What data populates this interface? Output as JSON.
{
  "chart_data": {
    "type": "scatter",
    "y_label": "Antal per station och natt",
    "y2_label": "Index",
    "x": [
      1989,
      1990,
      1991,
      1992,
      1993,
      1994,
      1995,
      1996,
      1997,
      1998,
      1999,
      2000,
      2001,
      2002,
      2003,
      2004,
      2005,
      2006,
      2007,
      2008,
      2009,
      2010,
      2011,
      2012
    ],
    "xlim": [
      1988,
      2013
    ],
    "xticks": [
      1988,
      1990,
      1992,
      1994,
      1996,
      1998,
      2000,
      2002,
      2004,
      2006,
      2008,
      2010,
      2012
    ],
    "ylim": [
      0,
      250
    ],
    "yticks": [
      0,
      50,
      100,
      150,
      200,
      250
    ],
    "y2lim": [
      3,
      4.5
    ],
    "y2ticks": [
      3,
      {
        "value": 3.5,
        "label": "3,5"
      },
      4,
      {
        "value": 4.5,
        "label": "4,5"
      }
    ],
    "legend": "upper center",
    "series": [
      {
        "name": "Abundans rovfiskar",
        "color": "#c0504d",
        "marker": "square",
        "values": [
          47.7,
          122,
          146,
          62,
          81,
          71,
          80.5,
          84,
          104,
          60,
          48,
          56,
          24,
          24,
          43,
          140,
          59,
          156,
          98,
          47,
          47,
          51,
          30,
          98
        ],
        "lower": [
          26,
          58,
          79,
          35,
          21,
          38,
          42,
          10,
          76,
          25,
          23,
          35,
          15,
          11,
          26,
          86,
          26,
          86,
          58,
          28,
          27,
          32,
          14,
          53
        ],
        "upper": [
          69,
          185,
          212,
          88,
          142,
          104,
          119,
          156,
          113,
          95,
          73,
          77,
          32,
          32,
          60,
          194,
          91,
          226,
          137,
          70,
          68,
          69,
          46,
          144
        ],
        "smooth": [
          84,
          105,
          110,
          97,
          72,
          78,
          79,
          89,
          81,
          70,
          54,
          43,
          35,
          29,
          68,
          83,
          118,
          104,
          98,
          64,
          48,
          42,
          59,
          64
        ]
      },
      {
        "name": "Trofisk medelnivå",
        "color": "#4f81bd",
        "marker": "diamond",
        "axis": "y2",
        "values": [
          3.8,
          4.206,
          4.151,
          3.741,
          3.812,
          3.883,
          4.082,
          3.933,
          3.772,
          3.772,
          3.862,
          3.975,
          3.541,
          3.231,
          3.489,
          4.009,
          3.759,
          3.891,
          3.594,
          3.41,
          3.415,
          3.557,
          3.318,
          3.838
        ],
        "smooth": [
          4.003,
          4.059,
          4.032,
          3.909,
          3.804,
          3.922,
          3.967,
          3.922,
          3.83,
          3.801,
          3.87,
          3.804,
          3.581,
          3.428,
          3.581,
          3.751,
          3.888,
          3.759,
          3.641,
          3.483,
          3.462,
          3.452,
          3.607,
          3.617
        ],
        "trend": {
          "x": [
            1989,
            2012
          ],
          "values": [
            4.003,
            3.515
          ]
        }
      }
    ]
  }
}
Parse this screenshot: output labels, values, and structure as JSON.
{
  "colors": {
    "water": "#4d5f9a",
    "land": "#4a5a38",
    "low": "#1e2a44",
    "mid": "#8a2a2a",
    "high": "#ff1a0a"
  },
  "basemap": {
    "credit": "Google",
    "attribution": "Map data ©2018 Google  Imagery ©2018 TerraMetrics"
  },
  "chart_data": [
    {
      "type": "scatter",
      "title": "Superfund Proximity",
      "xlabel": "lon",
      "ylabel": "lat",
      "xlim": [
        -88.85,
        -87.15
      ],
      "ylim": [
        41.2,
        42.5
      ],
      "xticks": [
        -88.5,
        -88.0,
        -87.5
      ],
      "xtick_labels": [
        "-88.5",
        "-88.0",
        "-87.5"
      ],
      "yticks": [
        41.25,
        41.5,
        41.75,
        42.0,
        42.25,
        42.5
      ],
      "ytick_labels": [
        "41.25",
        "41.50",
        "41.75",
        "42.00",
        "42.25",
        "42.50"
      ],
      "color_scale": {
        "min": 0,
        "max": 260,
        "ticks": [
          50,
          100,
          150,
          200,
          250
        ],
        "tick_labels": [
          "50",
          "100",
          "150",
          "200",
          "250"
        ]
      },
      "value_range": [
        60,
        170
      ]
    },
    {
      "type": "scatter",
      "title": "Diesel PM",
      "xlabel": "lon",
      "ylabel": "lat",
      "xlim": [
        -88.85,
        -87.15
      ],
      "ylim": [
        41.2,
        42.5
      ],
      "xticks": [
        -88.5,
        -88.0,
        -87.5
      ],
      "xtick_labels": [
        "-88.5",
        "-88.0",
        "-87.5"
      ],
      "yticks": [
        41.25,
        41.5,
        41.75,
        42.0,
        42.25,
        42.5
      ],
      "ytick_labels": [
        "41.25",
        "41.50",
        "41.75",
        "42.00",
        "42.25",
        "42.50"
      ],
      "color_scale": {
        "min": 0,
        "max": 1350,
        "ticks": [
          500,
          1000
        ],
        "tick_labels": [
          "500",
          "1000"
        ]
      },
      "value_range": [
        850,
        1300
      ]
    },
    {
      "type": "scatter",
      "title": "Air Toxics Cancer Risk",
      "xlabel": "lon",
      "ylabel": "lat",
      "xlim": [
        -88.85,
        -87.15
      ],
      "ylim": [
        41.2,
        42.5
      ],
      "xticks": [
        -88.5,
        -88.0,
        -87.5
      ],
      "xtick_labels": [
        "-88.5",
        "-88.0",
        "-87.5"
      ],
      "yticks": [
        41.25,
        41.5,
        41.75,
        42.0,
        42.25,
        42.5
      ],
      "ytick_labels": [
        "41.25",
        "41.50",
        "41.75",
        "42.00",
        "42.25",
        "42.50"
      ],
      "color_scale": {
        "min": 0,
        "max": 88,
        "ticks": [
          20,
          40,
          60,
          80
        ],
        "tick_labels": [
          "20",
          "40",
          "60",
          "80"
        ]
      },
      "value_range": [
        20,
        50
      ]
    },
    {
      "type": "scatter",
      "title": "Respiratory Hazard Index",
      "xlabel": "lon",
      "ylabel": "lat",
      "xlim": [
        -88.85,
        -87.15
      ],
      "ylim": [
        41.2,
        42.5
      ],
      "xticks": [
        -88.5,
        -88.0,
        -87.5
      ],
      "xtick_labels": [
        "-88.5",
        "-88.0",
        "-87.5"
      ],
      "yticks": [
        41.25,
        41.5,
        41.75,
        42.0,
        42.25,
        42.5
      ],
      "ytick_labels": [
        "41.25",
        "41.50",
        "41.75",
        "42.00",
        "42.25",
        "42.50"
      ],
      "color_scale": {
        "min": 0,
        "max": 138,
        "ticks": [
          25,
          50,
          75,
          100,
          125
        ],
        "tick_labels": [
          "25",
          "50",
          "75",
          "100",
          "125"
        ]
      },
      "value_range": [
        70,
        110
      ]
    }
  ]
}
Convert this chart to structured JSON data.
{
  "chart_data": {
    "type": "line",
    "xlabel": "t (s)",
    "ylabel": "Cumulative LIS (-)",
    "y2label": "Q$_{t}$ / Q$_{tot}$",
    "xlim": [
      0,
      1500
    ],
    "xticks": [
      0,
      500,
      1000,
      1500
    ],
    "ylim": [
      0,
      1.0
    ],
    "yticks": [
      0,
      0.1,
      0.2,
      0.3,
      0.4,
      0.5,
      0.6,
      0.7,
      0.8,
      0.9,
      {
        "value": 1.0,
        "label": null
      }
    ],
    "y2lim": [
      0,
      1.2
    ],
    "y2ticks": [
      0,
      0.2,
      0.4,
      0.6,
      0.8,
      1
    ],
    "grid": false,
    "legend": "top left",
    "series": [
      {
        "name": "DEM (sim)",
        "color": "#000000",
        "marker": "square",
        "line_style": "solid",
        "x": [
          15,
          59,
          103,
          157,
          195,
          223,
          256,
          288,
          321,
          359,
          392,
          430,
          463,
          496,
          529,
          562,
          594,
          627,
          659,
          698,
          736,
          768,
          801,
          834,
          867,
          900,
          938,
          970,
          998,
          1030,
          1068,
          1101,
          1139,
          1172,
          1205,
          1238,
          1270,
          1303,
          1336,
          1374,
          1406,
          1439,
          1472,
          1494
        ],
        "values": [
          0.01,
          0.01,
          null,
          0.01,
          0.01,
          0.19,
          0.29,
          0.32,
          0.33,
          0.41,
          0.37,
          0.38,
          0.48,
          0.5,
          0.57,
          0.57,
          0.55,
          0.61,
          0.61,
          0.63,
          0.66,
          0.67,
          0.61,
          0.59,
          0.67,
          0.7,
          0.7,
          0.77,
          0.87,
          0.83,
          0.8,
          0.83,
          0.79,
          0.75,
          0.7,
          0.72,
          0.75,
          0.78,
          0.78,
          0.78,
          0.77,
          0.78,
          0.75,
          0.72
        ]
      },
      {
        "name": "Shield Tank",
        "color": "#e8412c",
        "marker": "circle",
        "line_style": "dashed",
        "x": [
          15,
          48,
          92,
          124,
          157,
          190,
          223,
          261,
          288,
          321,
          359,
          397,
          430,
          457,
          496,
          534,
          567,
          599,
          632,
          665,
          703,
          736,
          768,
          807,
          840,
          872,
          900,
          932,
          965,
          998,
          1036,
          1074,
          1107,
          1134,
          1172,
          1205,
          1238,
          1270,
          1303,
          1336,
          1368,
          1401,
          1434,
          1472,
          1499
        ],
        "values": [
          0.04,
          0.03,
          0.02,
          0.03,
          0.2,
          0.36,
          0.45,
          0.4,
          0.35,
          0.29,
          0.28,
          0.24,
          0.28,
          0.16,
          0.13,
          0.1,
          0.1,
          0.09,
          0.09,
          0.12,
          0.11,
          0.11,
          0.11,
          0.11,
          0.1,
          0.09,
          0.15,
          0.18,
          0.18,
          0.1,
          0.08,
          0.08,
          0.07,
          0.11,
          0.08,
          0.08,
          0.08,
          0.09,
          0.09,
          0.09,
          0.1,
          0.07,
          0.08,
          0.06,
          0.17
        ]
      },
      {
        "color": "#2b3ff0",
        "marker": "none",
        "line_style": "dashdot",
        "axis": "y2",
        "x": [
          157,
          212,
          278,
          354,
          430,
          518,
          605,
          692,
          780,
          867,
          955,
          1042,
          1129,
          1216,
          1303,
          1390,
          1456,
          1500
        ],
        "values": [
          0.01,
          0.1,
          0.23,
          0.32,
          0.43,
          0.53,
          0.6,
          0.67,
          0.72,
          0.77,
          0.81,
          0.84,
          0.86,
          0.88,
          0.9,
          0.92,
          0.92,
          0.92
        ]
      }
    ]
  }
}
• • • •
Challenge:
State how many lines of the data include the word "title", with nothing else.

Task solution:
4